§ **The problem**:
Rewrite the entries below so that every "heatmap-image" becomes "heatmap-plot", and leave everything else unchanged.

§ **Source material**:
┌──

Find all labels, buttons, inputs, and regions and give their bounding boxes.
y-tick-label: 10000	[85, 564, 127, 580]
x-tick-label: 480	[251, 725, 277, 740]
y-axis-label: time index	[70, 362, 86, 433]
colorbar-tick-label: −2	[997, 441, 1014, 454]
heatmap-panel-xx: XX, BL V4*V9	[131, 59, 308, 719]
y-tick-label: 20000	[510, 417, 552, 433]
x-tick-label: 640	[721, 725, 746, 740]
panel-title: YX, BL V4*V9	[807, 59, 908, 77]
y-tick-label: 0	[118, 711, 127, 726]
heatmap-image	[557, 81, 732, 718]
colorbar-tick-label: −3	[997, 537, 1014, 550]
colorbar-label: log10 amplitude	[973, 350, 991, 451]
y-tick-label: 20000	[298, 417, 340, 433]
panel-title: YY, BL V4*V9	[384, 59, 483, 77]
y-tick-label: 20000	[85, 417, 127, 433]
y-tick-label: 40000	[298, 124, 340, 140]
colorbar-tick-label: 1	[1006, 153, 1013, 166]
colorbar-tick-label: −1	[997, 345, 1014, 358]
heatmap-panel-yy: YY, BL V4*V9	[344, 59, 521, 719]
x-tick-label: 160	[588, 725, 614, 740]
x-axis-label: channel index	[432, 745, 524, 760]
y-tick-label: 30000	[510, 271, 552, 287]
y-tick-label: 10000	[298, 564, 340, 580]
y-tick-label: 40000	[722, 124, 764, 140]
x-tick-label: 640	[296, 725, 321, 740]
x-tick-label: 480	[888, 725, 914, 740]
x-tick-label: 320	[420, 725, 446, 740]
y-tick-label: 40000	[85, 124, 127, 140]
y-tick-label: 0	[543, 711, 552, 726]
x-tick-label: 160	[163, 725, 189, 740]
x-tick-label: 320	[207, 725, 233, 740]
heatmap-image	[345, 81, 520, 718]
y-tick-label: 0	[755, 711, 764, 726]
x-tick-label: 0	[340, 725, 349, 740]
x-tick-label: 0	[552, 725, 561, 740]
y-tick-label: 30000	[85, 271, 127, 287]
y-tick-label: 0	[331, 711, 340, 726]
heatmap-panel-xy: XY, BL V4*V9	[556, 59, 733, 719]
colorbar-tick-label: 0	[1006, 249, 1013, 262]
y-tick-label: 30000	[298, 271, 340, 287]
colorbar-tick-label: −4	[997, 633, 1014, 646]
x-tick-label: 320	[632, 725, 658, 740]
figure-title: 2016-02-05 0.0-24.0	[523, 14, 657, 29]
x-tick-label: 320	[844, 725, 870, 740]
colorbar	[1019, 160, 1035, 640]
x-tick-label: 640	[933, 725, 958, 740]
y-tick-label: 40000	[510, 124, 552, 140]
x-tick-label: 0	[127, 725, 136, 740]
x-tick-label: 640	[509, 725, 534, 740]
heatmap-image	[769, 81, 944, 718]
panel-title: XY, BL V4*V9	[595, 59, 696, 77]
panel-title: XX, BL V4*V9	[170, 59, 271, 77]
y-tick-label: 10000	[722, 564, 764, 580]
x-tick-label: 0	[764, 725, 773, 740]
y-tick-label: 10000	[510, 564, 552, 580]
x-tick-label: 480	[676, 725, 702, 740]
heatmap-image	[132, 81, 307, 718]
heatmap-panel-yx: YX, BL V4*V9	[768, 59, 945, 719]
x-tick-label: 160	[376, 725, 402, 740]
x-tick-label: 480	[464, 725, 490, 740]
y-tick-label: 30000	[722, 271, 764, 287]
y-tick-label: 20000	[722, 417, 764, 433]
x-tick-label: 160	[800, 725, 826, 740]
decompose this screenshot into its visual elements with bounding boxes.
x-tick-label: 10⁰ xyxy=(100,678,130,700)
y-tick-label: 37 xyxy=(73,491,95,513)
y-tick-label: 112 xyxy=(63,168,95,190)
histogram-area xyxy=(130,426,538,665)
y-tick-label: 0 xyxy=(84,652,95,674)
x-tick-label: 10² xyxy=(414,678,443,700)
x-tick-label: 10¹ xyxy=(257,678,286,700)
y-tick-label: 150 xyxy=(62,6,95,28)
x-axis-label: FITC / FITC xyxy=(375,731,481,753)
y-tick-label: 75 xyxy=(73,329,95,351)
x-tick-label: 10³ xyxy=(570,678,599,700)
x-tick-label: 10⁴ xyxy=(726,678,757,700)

└──

§ **Written reply**:
Find all labels, buttons, inputs, and regions and give their bounding boxes.
y-tick-label: 10000	[85, 564, 127, 580]
x-tick-label: 480	[251, 725, 277, 740]
y-axis-label: time index	[70, 362, 86, 433]
colorbar-tick-label: −2	[997, 441, 1014, 454]
heatmap-panel-xx: XX, BL V4*V9	[131, 59, 308, 719]
y-tick-label: 20000	[510, 417, 552, 433]
x-tick-label: 640	[721, 725, 746, 740]
panel-title: YX, BL V4*V9	[807, 59, 908, 77]
y-tick-label: 0	[118, 711, 127, 726]
heatmap-plot	[557, 81, 732, 718]
colorbar-tick-label: −3	[997, 537, 1014, 550]
colorbar-label: log10 amplitude	[973, 350, 991, 451]
y-tick-label: 20000	[298, 417, 340, 433]
panel-title: YY, BL V4*V9	[384, 59, 483, 77]
y-tick-label: 20000	[85, 417, 127, 433]
y-tick-label: 40000	[298, 124, 340, 140]
colorbar-tick-label: 1	[1006, 153, 1013, 166]
colorbar-tick-label: −1	[997, 345, 1014, 358]
heatmap-panel-yy: YY, BL V4*V9	[344, 59, 521, 719]
x-tick-label: 160	[588, 725, 614, 740]
x-axis-label: channel index	[432, 745, 524, 760]
y-tick-label: 30000	[510, 271, 552, 287]
y-tick-label: 10000	[298, 564, 340, 580]
y-tick-label: 40000	[722, 124, 764, 140]
x-tick-label: 640	[296, 725, 321, 740]
x-tick-label: 480	[888, 725, 914, 740]
x-tick-label: 320	[420, 725, 446, 740]
y-tick-label: 40000	[85, 124, 127, 140]
y-tick-label: 0	[543, 711, 552, 726]
x-tick-label: 160	[163, 725, 189, 740]
x-tick-label: 320	[207, 725, 233, 740]
heatmap-plot	[345, 81, 520, 718]
y-tick-label: 0	[755, 711, 764, 726]
x-tick-label: 0	[340, 725, 349, 740]
x-tick-label: 0	[552, 725, 561, 740]
y-tick-label: 30000	[85, 271, 127, 287]
y-tick-label: 0	[331, 711, 340, 726]
heatmap-panel-xy: XY, BL V4*V9	[556, 59, 733, 719]
colorbar-tick-label: 0	[1006, 249, 1013, 262]
y-tick-label: 30000	[298, 271, 340, 287]
colorbar-tick-label: −4	[997, 633, 1014, 646]
x-tick-label: 320	[632, 725, 658, 740]
figure-title: 2016-02-05 0.0-24.0	[523, 14, 657, 29]
x-tick-label: 320	[844, 725, 870, 740]
colorbar	[1019, 160, 1035, 640]
x-tick-label: 640	[933, 725, 958, 740]
y-tick-label: 40000	[510, 124, 552, 140]
x-tick-label: 0	[127, 725, 136, 740]
x-tick-label: 640	[509, 725, 534, 740]
heatmap-plot	[769, 81, 944, 718]
panel-title: XY, BL V4*V9	[595, 59, 696, 77]
panel-title: XX, BL V4*V9	[170, 59, 271, 77]
y-tick-label: 10000	[722, 564, 764, 580]
x-tick-label: 0	[764, 725, 773, 740]
y-tick-label: 10000	[510, 564, 552, 580]
x-tick-label: 480	[676, 725, 702, 740]
heatmap-plot	[132, 81, 307, 718]
heatmap-panel-yx: YX, BL V4*V9	[768, 59, 945, 719]
x-tick-label: 160	[376, 725, 402, 740]
x-tick-label: 480	[464, 725, 490, 740]
y-tick-label: 30000	[722, 271, 764, 287]
y-tick-label: 20000	[722, 417, 764, 433]
x-tick-label: 160	[800, 725, 826, 740]
decompose this screenshot into its visual elements with bounding boxes.
x-tick-label: 10⁰ xyxy=(100,678,130,700)
y-tick-label: 37 xyxy=(73,491,95,513)
y-tick-label: 112 xyxy=(63,168,95,190)
histogram-area xyxy=(130,426,538,665)
y-tick-label: 0 xyxy=(84,652,95,674)
x-tick-label: 10² xyxy=(414,678,443,700)
x-tick-label: 10¹ xyxy=(257,678,286,700)
y-tick-label: 150 xyxy=(62,6,95,28)
x-axis-label: FITC / FITC xyxy=(375,731,481,753)
y-tick-label: 75 xyxy=(73,329,95,351)
x-tick-label: 10³ xyxy=(570,678,599,700)
x-tick-label: 10⁴ xyxy=(726,678,757,700)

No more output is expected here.